■ **Selected text**:

Scene from Singin' in the Rain

It's the best-known of all the Gene Kelly numbers: he tap-dances his way through a catchy song, splashing in puddles, swinging from lamp-posts and wielding his umbrella to emphasise his nimble choreography. He had a fever of 103° at the time.


The film was made at the studios at Culver City in western LA, and two permanent streets were plumbed up for this particular scene. A complex system of pipes was used to create the rainfall, and special puddles made to key in to Kelly's choreography. Milk was mixed with the water to make it more visible to the cameras. From the word go the shoots were arduous and long – sometimes up to 19 hours a day – and shooting had to be arranged around the sudden water shortages that arrived every day at 2pm, when the local residents at nearby Beverly Hills turned on their lawn sprinklers. Days of water-logged rehearsals took their toll on Kelly's health, and he developed a raging fever at the time the scene was shot. His fine grey suit had also shrunk badly from all the dousings, partly restricting his movements.


It's said that Kelly was so enraged by the scene's subversion in Stanley Kubrick's A Clockwork Orange, for an especially violent rape scene, he ostentatiously snubbed actor Malcolm McDowell at a Hollywood gathering.

■ **Provided material**:
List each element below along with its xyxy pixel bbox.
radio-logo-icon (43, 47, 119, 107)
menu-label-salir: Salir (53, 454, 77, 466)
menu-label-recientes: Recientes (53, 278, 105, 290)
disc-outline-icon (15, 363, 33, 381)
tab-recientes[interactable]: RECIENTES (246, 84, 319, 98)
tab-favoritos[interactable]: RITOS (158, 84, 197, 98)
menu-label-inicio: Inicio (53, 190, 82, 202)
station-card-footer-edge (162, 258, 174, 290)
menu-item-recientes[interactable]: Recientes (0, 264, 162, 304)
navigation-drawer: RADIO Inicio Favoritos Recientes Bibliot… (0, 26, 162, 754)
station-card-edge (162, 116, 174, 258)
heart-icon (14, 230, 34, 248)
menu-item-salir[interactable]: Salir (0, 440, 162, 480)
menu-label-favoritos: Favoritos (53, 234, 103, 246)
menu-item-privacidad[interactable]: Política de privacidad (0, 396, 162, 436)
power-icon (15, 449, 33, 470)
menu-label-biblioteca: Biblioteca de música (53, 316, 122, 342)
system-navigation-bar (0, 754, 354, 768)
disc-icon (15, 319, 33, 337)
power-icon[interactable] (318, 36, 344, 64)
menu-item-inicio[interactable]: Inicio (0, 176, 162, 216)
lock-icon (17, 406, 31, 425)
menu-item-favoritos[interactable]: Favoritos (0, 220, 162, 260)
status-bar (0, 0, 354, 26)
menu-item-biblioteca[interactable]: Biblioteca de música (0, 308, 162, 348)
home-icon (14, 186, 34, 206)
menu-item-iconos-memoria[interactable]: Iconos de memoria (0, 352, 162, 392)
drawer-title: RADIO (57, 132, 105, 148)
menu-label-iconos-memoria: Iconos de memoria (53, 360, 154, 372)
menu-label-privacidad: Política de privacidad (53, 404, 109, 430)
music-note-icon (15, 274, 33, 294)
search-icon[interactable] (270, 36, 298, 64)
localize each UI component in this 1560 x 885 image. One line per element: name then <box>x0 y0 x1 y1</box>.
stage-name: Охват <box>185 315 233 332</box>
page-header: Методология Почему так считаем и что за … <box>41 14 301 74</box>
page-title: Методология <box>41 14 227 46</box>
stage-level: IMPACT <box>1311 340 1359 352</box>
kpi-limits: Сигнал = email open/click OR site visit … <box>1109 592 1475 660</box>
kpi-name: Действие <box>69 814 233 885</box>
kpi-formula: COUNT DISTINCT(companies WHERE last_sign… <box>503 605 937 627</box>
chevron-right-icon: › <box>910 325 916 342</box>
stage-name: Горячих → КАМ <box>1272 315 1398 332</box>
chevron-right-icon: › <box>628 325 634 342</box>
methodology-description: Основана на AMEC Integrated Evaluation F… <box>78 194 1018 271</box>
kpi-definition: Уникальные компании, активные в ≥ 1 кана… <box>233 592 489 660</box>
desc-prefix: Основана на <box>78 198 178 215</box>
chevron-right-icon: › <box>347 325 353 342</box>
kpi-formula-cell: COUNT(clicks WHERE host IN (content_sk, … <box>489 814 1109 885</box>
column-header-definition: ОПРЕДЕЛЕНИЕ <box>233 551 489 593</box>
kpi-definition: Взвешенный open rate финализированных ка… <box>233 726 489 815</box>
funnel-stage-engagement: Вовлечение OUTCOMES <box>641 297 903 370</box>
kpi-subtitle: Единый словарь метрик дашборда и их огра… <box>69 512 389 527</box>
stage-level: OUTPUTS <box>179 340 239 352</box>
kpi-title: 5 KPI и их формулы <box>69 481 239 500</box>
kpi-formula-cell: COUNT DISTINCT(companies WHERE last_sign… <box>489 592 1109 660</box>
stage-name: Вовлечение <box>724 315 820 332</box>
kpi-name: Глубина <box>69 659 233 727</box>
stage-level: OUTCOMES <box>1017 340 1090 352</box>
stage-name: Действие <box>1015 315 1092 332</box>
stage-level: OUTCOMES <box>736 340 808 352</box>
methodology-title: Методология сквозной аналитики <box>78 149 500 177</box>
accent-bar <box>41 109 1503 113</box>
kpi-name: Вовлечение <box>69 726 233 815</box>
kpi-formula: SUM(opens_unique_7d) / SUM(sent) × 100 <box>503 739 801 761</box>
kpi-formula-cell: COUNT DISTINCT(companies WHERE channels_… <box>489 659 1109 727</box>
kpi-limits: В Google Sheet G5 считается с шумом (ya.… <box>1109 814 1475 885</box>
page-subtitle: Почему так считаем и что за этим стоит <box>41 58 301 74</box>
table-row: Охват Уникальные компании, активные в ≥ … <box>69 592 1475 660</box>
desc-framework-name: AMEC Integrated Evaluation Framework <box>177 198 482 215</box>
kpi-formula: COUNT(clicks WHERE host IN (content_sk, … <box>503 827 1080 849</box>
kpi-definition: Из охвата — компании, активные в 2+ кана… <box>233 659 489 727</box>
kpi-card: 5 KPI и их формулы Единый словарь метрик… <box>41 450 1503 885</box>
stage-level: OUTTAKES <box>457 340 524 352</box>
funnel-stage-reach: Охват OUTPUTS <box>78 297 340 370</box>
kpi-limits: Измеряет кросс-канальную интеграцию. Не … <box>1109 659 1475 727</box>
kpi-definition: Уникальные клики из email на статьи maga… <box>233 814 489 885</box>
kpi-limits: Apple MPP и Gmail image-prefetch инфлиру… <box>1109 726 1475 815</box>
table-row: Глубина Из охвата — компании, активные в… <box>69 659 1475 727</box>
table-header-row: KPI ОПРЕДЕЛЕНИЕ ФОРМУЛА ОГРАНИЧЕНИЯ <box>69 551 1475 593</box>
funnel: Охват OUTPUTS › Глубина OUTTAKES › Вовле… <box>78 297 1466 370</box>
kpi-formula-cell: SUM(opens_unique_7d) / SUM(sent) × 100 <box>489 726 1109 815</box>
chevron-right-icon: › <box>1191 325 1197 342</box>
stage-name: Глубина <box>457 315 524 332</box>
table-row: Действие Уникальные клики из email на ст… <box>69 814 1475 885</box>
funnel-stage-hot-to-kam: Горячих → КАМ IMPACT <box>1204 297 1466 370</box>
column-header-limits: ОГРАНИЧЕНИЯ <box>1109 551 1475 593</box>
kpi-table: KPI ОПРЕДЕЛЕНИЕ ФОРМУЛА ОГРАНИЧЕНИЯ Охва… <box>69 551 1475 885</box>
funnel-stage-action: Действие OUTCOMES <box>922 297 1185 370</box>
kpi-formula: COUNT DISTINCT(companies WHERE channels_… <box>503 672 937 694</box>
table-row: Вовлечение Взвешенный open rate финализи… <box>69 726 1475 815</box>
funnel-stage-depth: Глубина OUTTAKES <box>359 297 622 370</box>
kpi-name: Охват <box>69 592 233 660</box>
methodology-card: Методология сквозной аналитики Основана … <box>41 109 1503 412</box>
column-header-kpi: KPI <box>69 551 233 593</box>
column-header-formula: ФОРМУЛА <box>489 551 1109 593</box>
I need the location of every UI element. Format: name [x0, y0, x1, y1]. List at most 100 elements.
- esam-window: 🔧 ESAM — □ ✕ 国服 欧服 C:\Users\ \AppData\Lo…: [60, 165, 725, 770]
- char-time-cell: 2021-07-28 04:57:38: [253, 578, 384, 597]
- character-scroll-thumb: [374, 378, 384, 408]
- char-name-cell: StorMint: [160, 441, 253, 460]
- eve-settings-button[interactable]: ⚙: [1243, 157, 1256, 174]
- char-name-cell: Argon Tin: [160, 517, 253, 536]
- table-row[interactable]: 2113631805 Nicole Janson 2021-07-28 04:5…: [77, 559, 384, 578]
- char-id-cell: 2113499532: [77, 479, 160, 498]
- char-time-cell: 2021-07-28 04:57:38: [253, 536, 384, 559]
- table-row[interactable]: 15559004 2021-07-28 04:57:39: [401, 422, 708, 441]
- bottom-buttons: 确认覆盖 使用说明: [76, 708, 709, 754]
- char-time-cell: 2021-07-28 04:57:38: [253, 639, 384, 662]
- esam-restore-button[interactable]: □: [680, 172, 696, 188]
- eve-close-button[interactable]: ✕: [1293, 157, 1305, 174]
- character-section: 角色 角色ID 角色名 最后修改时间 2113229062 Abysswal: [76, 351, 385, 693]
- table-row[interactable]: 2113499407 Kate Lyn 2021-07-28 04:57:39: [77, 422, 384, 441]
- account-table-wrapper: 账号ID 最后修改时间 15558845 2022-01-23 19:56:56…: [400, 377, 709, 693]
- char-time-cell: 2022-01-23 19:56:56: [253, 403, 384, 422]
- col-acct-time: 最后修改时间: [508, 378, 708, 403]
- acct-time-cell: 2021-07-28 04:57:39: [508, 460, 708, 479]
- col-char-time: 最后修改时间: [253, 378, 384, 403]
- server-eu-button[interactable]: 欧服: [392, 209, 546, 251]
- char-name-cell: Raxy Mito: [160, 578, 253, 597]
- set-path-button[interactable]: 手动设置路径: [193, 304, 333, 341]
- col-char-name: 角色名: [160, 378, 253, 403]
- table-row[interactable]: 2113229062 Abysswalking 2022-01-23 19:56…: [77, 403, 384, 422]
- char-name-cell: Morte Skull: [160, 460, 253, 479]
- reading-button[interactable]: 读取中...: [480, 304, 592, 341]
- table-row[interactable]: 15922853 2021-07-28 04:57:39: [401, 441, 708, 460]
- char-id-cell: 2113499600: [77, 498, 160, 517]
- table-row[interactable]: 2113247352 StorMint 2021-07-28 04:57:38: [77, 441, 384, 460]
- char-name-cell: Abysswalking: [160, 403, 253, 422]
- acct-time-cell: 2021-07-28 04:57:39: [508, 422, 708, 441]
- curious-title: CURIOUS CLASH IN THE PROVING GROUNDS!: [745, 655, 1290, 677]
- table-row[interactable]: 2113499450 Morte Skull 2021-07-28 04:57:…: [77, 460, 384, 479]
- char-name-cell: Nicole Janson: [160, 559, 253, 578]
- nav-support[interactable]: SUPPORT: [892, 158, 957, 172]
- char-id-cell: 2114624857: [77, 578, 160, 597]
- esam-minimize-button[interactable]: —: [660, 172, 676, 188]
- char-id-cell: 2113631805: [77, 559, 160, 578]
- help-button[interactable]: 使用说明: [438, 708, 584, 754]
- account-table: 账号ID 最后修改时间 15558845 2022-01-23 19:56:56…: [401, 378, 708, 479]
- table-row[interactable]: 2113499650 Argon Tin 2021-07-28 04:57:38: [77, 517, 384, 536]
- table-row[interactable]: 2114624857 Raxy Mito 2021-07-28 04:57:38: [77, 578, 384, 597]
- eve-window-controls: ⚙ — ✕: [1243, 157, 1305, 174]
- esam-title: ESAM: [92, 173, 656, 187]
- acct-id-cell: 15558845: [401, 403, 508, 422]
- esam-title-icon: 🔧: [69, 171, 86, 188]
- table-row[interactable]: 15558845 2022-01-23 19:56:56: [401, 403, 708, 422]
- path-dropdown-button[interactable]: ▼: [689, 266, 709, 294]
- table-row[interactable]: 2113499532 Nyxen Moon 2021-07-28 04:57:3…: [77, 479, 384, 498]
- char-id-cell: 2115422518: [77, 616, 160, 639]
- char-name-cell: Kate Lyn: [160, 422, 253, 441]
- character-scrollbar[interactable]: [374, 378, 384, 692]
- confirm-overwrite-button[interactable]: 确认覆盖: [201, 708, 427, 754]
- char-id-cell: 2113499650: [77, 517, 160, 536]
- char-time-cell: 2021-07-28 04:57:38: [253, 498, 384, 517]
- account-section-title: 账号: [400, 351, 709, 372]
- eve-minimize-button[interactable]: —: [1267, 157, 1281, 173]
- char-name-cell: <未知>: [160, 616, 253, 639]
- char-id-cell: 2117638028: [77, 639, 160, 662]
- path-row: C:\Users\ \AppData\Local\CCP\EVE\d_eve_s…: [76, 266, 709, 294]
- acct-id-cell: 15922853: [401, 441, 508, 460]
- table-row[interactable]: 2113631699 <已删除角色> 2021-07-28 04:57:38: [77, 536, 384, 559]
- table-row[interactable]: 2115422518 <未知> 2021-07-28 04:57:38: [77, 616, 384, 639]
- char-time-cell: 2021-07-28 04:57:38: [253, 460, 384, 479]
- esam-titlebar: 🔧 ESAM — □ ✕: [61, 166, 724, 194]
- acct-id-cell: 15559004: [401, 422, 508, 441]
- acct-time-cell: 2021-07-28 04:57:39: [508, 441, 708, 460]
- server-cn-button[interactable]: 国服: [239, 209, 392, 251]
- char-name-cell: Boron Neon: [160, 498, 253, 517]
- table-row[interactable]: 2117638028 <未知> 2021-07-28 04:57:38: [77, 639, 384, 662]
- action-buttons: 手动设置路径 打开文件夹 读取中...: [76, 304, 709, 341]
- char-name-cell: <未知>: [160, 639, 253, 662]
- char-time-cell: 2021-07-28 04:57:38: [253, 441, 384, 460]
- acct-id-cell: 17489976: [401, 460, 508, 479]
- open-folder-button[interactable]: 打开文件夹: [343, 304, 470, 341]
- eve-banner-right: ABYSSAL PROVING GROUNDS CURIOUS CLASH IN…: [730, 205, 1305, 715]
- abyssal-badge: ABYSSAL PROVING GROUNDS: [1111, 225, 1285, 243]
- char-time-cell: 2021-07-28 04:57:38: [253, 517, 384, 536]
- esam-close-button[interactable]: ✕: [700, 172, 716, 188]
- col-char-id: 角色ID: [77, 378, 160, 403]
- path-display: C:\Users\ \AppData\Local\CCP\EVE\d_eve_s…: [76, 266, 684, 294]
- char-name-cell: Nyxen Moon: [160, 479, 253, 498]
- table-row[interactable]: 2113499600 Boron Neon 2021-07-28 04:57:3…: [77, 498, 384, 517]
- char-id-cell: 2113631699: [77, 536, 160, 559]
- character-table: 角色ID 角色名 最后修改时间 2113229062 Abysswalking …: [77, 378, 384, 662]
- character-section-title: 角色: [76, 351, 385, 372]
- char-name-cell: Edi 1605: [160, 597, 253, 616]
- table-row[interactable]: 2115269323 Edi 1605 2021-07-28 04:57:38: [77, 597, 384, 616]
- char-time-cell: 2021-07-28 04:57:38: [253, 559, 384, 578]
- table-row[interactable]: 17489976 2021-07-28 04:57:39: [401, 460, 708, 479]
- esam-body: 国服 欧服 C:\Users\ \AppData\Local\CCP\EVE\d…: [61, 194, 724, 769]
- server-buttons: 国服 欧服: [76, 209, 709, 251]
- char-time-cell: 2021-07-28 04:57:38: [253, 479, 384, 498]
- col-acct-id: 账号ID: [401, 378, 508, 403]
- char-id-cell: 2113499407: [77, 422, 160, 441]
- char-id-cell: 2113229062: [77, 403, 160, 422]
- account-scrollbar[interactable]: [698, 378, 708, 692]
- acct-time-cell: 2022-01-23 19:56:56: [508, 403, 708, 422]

■ **What the task requires**:
List every person named in the text about the Singin' in the Rain scene.

■ **Result**:
Gene Kelly, Stanley Kubrick, Malcolm McDowell